__WHAT THE EXERCISE ASKS__
Among the following entries, count the lines that contain "this" and report only the result.

(Records from a collection of figures)
____
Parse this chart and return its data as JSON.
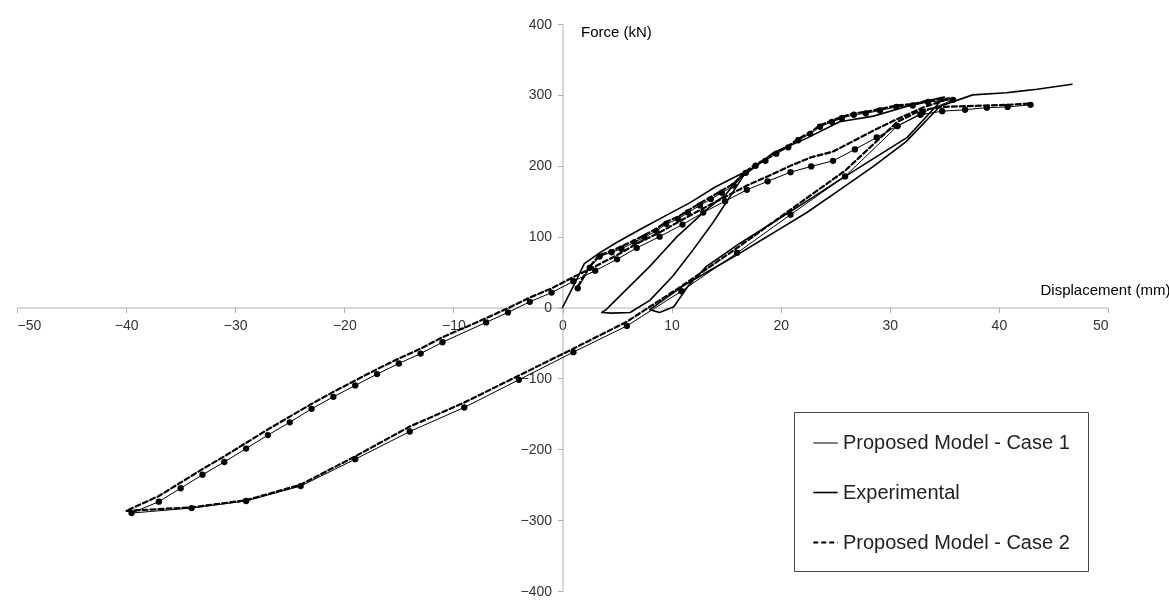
{
  "chart_data": {
    "type": "line",
    "xlabel": "Displacement (mm)",
    "ylabel": "Force (kN)",
    "xlim": [
      -50,
      50
    ],
    "ylim": [
      -400,
      400
    ],
    "xticks": [
      -50,
      -40,
      -30,
      -20,
      -10,
      0,
      10,
      20,
      30,
      40,
      50
    ],
    "yticks": [
      -400,
      -300,
      -200,
      -100,
      0,
      100,
      200,
      300,
      400
    ],
    "grid": false,
    "legend": "bottom right",
    "series": [
      {
        "name": "Proposed Model - Case 1",
        "color": "#000000",
        "marker": "circle",
        "line_style": "solid",
        "x": [
          1.4,
          2.5,
          3.4,
          4.5,
          5.4,
          6.6,
          7.5,
          8.6,
          9.5,
          10.6,
          11.5,
          12.6,
          13.6,
          14.6,
          15.7,
          16.8,
          17.7,
          18.6,
          19.6,
          20.7,
          21.6,
          22.7,
          23.6,
          24.7,
          25.6,
          26.7,
          27.8,
          29.1,
          30.6,
          32.1,
          33.5,
          35.8,
          33,
          30.7,
          28.8,
          26.8,
          24.8,
          22.8,
          20.9,
          18.8,
          16.9,
          14.9,
          12.9,
          11,
          8.9,
          6.8,
          5,
          3,
          1,
          -1,
          -3,
          -5,
          -7,
          -11,
          -13,
          -15,
          -17,
          -19,
          -21,
          -23,
          -25,
          -27,
          -29,
          -31,
          -33,
          -35,
          -37,
          -39.5,
          -34,
          -29,
          -24,
          -19,
          -14,
          -9,
          -4,
          1,
          5.9,
          10.9,
          16,
          20.9,
          25.9,
          30.7,
          32.8,
          34.8,
          36.9,
          38.9,
          40.8,
          42.9
        ],
        "values": [
          27,
          56,
          72,
          78,
          83,
          92,
          99,
          108,
          118,
          125,
          134,
          144,
          153,
          162,
          172,
          190,
          200,
          207,
          217,
          226,
          236,
          245,
          255,
          262,
          267,
          272,
          274,
          278,
          283,
          285,
          290,
          293,
          275,
          256,
          240,
          223,
          207,
          199,
          191,
          178,
          166,
          150,
          134,
          117,
          100,
          84,
          68,
          52,
          37,
          21,
          8,
          -7,
          -21,
          -49,
          -65,
          -79,
          -94,
          -110,
          -126,
          -143,
          -162,
          -180,
          -199,
          -218,
          -236,
          -255,
          -274,
          -290,
          -283,
          -273,
          -252,
          -214,
          -175,
          -141,
          -102,
          -63,
          -26,
          23,
          77,
          131,
          185,
          256,
          272,
          277,
          279,
          282,
          283,
          286
        ]
      },
      {
        "name": "Experimental",
        "color": "#000000",
        "marker": "none",
        "line_style": "solid",
        "x": [
          0,
          1,
          2,
          3.4,
          5,
          7.1,
          9.5,
          11.7,
          14,
          16.3,
          16.6,
          15,
          13.2,
          10.5,
          8,
          5.5,
          4,
          3.6,
          4.5,
          6.2,
          8,
          10.1,
          12,
          13.8,
          15.5,
          16.6,
          19.3,
          22.4,
          25.4,
          28.5,
          31.6,
          34.6,
          35,
          34,
          31.6,
          28.5,
          25.4,
          22.4,
          19.3,
          16.2,
          13.2,
          11.5,
          10.2,
          8.9,
          8,
          11,
          13.7,
          16.3,
          19.4,
          22.4,
          25.5,
          28.5,
          31.5,
          34.6,
          37.6,
          40.7,
          43.5,
          46.7
        ],
        "values": [
          0,
          30,
          62,
          77,
          92,
          110,
          130,
          148,
          170,
          188,
          190,
          160,
          138,
          100,
          58,
          20,
          -3,
          -7,
          -8,
          -7,
          10,
          44,
          82,
          120,
          160,
          186,
          218,
          239,
          262,
          270,
          284,
          296,
          297,
          280,
          240,
          210,
          180,
          150,
          120,
          90,
          58,
          30,
          1,
          -7,
          -3,
          30,
          54,
          77,
          106,
          134,
          167,
          199,
          234,
          284,
          300,
          303,
          308,
          315
        ]
      },
      {
        "name": "Proposed Model - Case 2",
        "color": "#000000",
        "marker": "none",
        "line_style": "dashed",
        "x": [
          1.4,
          2.5,
          3.4,
          4.5,
          5.4,
          6.6,
          7.5,
          8.6,
          9.5,
          10.6,
          11.5,
          12.6,
          13.6,
          14.6,
          15.7,
          16.8,
          17.7,
          18.6,
          19.6,
          20.7,
          21.6,
          22.7,
          23.6,
          24.7,
          25.6,
          26.7,
          27.8,
          29.1,
          30.6,
          32.1,
          33.5,
          35.5,
          33,
          30.7,
          28.8,
          26.8,
          24.8,
          22.8,
          20.9,
          18.8,
          16.9,
          14.9,
          12.9,
          11,
          8.9,
          6.8,
          5,
          3,
          1,
          -1,
          -3,
          -5,
          -7,
          -11,
          -13,
          -15,
          -17,
          -19,
          -21,
          -23,
          -25,
          -27,
          -29,
          -31,
          -33,
          -35,
          -37,
          -40,
          -34,
          -29,
          -24,
          -19,
          -14,
          -9,
          -4,
          1,
          5.9,
          10.9,
          16,
          20.9,
          25.9,
          30.7,
          32.8,
          34.8,
          36.9,
          38.9,
          40.8,
          43
        ],
        "values": [
          30,
          58,
          74,
          80,
          86,
          95,
          102,
          111,
          121,
          128,
          137,
          147,
          156,
          165,
          175,
          192,
          202,
          209,
          219,
          228,
          238,
          247,
          257,
          264,
          269,
          274,
          276,
          280,
          285,
          287,
          292,
          295,
          282,
          266,
          252,
          236,
          220,
          212,
          200,
          185,
          172,
          156,
          140,
          124,
          106,
          90,
          74,
          58,
          43,
          27,
          14,
          -1,
          -15,
          -42,
          -58,
          -72,
          -87,
          -103,
          -119,
          -136,
          -154,
          -172,
          -191,
          -210,
          -228,
          -247,
          -266,
          -287,
          -282,
          -272,
          -250,
          -210,
          -168,
          -134,
          -96,
          -58,
          -20,
          30,
          84,
          138,
          193,
          262,
          278,
          283,
          284,
          285,
          286,
          288
        ]
      }
    ]
  }
}
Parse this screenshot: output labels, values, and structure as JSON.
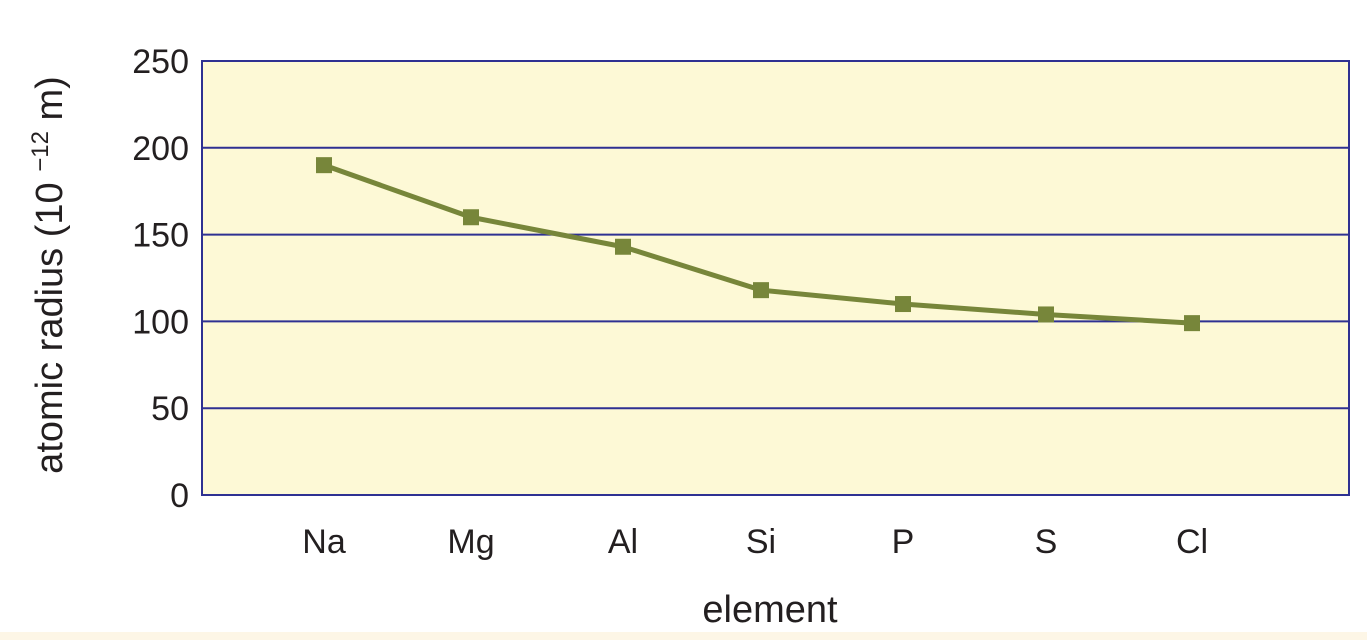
{
  "chart_data": {
    "type": "line",
    "title": "",
    "xlabel": "element",
    "ylabel": {
      "text": "atomic radius (10",
      "superscript": "−12",
      "suffix": " m)"
    },
    "categories": [
      "Na",
      "Mg",
      "Al",
      "Si",
      "P",
      "S",
      "Cl"
    ],
    "series": [
      {
        "values": [
          190,
          160,
          143,
          118,
          110,
          104,
          99
        ]
      }
    ],
    "ylim": [
      0,
      250
    ],
    "yticks": [
      0,
      50,
      100,
      150,
      200,
      250
    ],
    "grid": true,
    "colors": {
      "plot_background": "#fdf9d6",
      "gridline": "#2e3192",
      "series": "#77863a",
      "text": "#231f20"
    }
  }
}
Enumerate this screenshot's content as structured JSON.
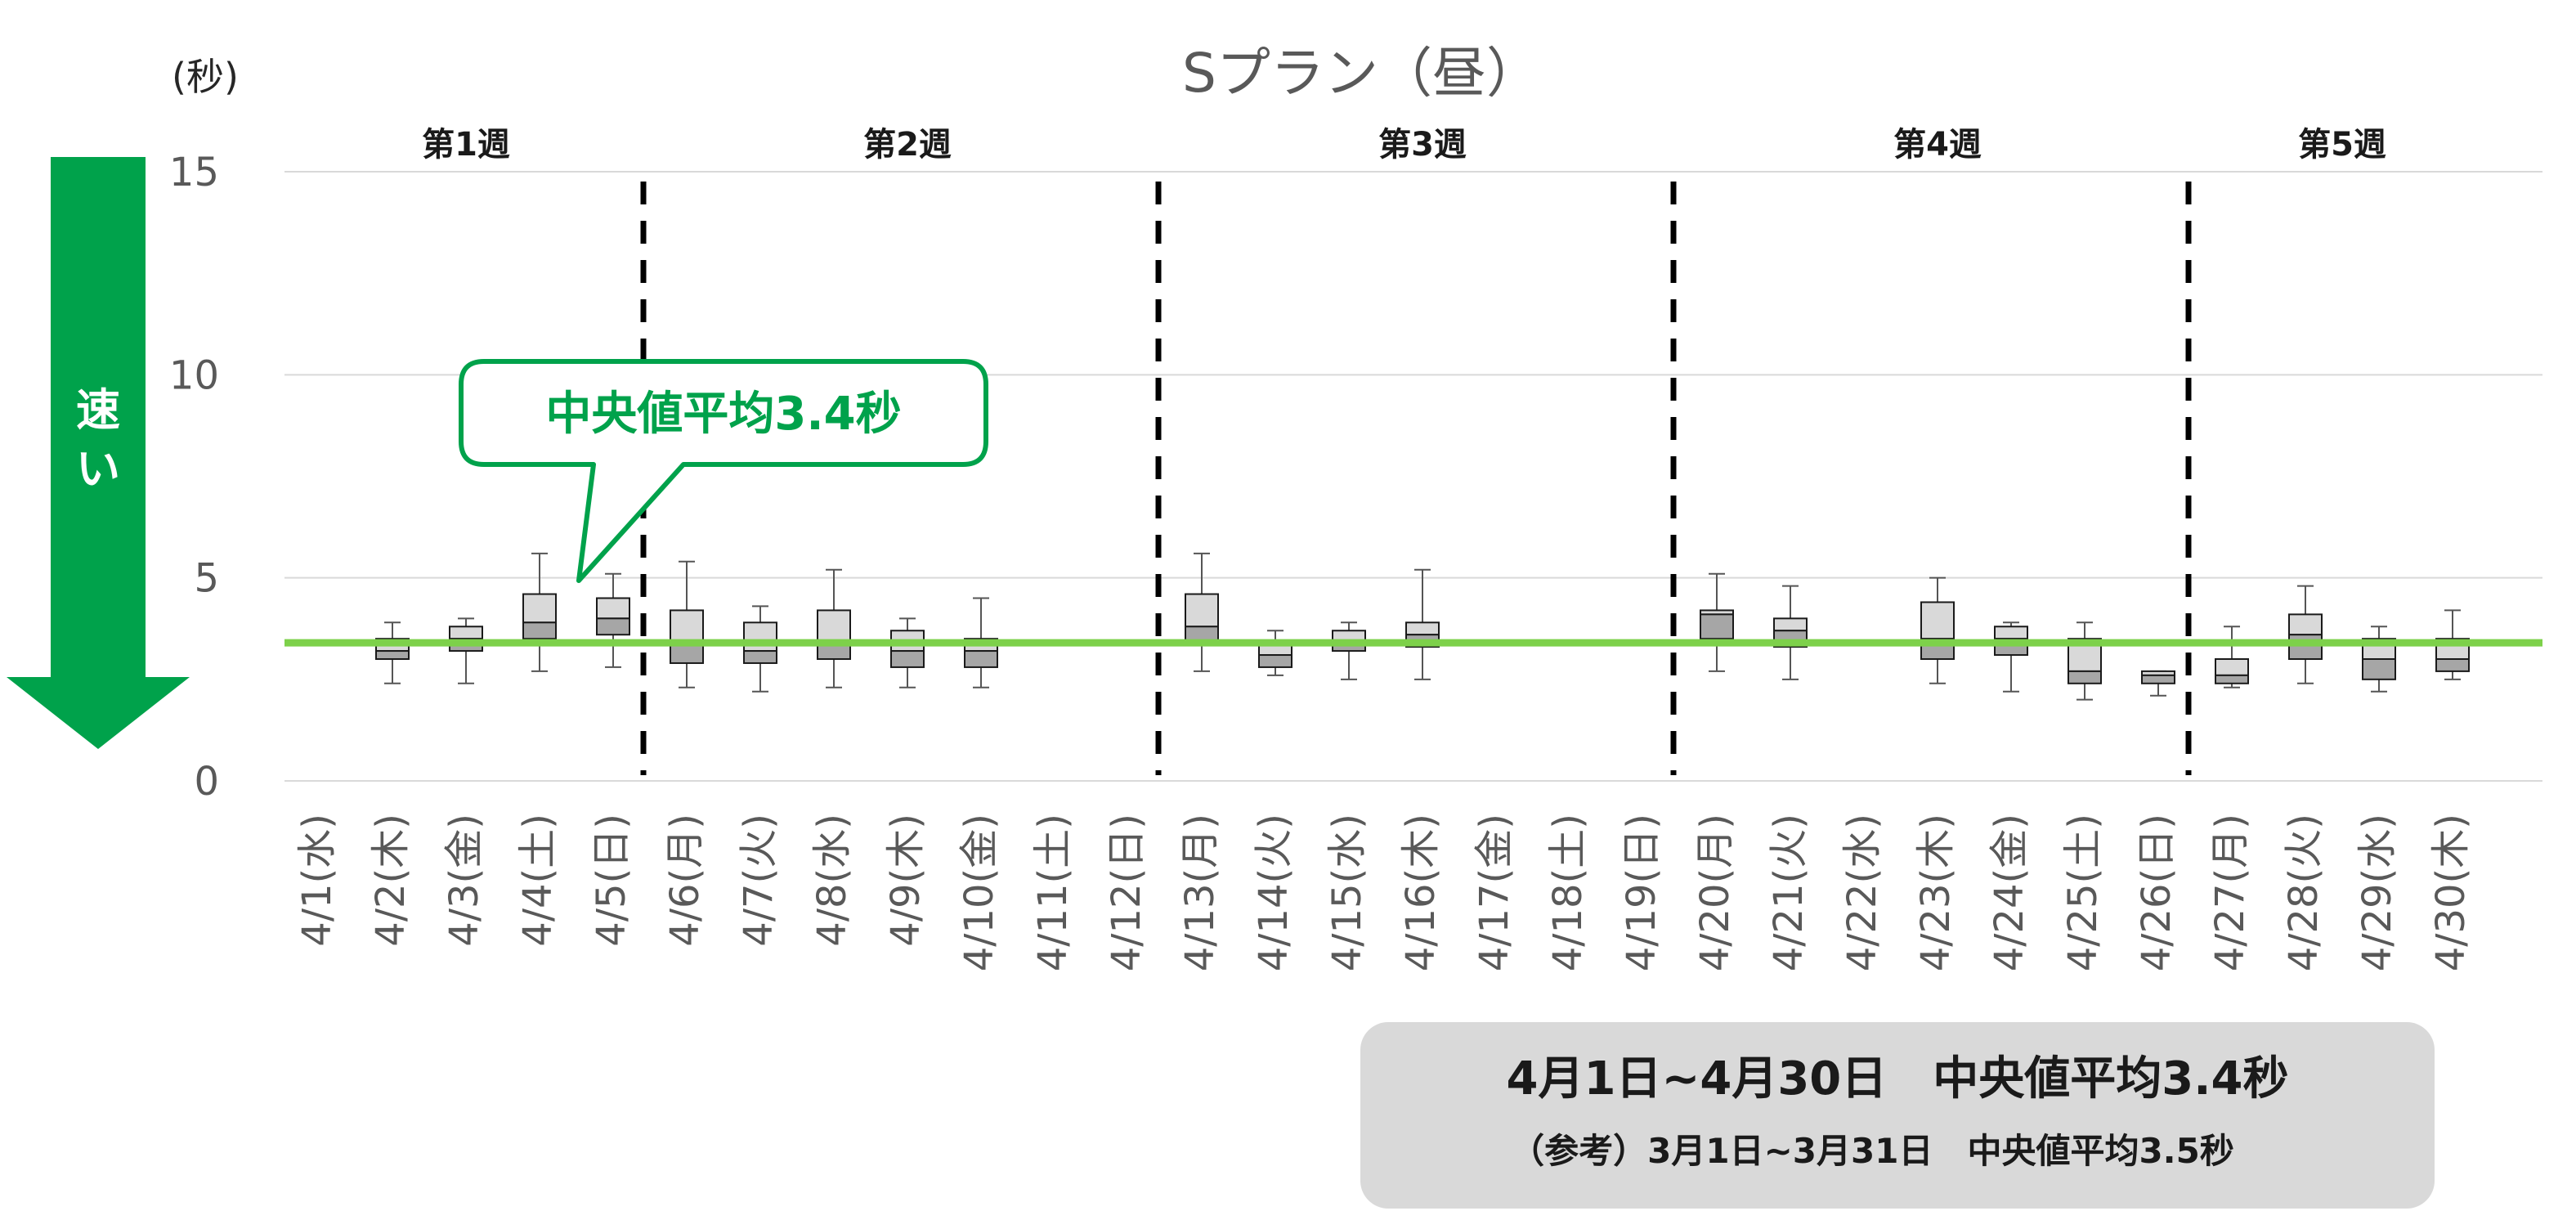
{
  "chart_data": {
    "type": "boxplot",
    "title": "Sプラン（昼）",
    "ylabel": "(秒)",
    "ylim": [
      0,
      15
    ],
    "yticks": [
      0,
      5,
      10,
      15
    ],
    "grid": true,
    "reference_line": {
      "value": 3.4,
      "color": "#7dd14a"
    },
    "weeks": [
      {
        "label": "第1週",
        "start": 0,
        "end": 4
      },
      {
        "label": "第2週",
        "start": 5,
        "end": 11
      },
      {
        "label": "第3週",
        "start": 12,
        "end": 18
      },
      {
        "label": "第4週",
        "start": 19,
        "end": 25
      },
      {
        "label": "第5週",
        "start": 26,
        "end": 29
      }
    ],
    "categories": [
      "4/1(水)",
      "4/2(木)",
      "4/3(金)",
      "4/4(土)",
      "4/5(日)",
      "4/6(月)",
      "4/7(火)",
      "4/8(水)",
      "4/9(木)",
      "4/10(金)",
      "4/11(土)",
      "4/12(日)",
      "4/13(月)",
      "4/14(火)",
      "4/15(水)",
      "4/16(木)",
      "4/17(金)",
      "4/18(土)",
      "4/19(日)",
      "4/20(月)",
      "4/21(火)",
      "4/22(水)",
      "4/23(木)",
      "4/24(金)",
      "4/25(土)",
      "4/26(日)",
      "4/27(月)",
      "4/28(火)",
      "4/29(水)",
      "4/30(木)"
    ],
    "boxes": [
      null,
      {
        "min": 2.4,
        "q1": 3.0,
        "median": 3.2,
        "q3": 3.5,
        "max": 3.9
      },
      {
        "min": 2.4,
        "q1": 3.2,
        "median": 3.5,
        "q3": 3.8,
        "max": 4.0
      },
      {
        "min": 2.7,
        "q1": 3.5,
        "median": 3.9,
        "q3": 4.6,
        "max": 5.6
      },
      {
        "min": 2.8,
        "q1": 3.6,
        "median": 4.0,
        "q3": 4.5,
        "max": 5.1
      },
      {
        "min": 2.3,
        "q1": 2.9,
        "median": 3.4,
        "q3": 4.2,
        "max": 5.4
      },
      {
        "min": 2.2,
        "q1": 2.9,
        "median": 3.2,
        "q3": 3.9,
        "max": 4.3
      },
      {
        "min": 2.3,
        "q1": 3.0,
        "median": 3.4,
        "q3": 4.2,
        "max": 5.2
      },
      {
        "min": 2.3,
        "q1": 2.8,
        "median": 3.2,
        "q3": 3.7,
        "max": 4.0
      },
      {
        "min": 2.3,
        "q1": 2.8,
        "median": 3.2,
        "q3": 3.5,
        "max": 4.5
      },
      null,
      null,
      {
        "min": 2.7,
        "q1": 3.4,
        "median": 3.8,
        "q3": 4.6,
        "max": 5.6
      },
      {
        "min": 2.6,
        "q1": 2.8,
        "median": 3.1,
        "q3": 3.4,
        "max": 3.7
      },
      {
        "min": 2.5,
        "q1": 3.2,
        "median": 3.4,
        "q3": 3.7,
        "max": 3.9
      },
      {
        "min": 2.5,
        "q1": 3.3,
        "median": 3.6,
        "q3": 3.9,
        "max": 5.2
      },
      null,
      null,
      null,
      {
        "min": 2.7,
        "q1": 3.5,
        "median": 4.1,
        "q3": 4.2,
        "max": 5.1
      },
      {
        "min": 2.5,
        "q1": 3.3,
        "median": 3.7,
        "q3": 4.0,
        "max": 4.8
      },
      null,
      {
        "min": 2.4,
        "q1": 3.0,
        "median": 3.5,
        "q3": 4.4,
        "max": 5.0
      },
      {
        "min": 2.2,
        "q1": 3.1,
        "median": 3.5,
        "q3": 3.8,
        "max": 3.9
      },
      {
        "min": 2.0,
        "q1": 2.4,
        "median": 2.7,
        "q3": 3.5,
        "max": 3.9
      },
      {
        "min": 2.1,
        "q1": 2.4,
        "median": 2.6,
        "q3": 2.7,
        "max": 2.7
      },
      {
        "min": 2.3,
        "q1": 2.4,
        "median": 2.6,
        "q3": 3.0,
        "max": 3.8
      },
      {
        "min": 2.4,
        "q1": 3.0,
        "median": 3.6,
        "q3": 4.1,
        "max": 4.8
      },
      {
        "min": 2.2,
        "q1": 2.5,
        "median": 3.0,
        "q3": 3.5,
        "max": 3.8
      },
      {
        "min": 2.5,
        "q1": 2.7,
        "median": 3.0,
        "q3": 3.5,
        "max": 4.2
      }
    ]
  },
  "callout": {
    "text": "中央値平均3.4秒"
  },
  "arrow": {
    "label_line1": "速",
    "label_line2": "い",
    "color": "#00a24b"
  },
  "summary": {
    "main": "4月1日~4月30日　中央値平均3.4秒",
    "sub": "（参考）3月1日~3月31日　中央値平均3.5秒"
  },
  "colors": {
    "box_upper": "#d9d9d9",
    "box_lower": "#a6a6a6",
    "box_stroke": "#1a1a1a",
    "grid": "#d9d9d9",
    "summary_bg": "#d9d9d9",
    "callout_stroke": "#00a24b"
  }
}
____
__REPLY__
3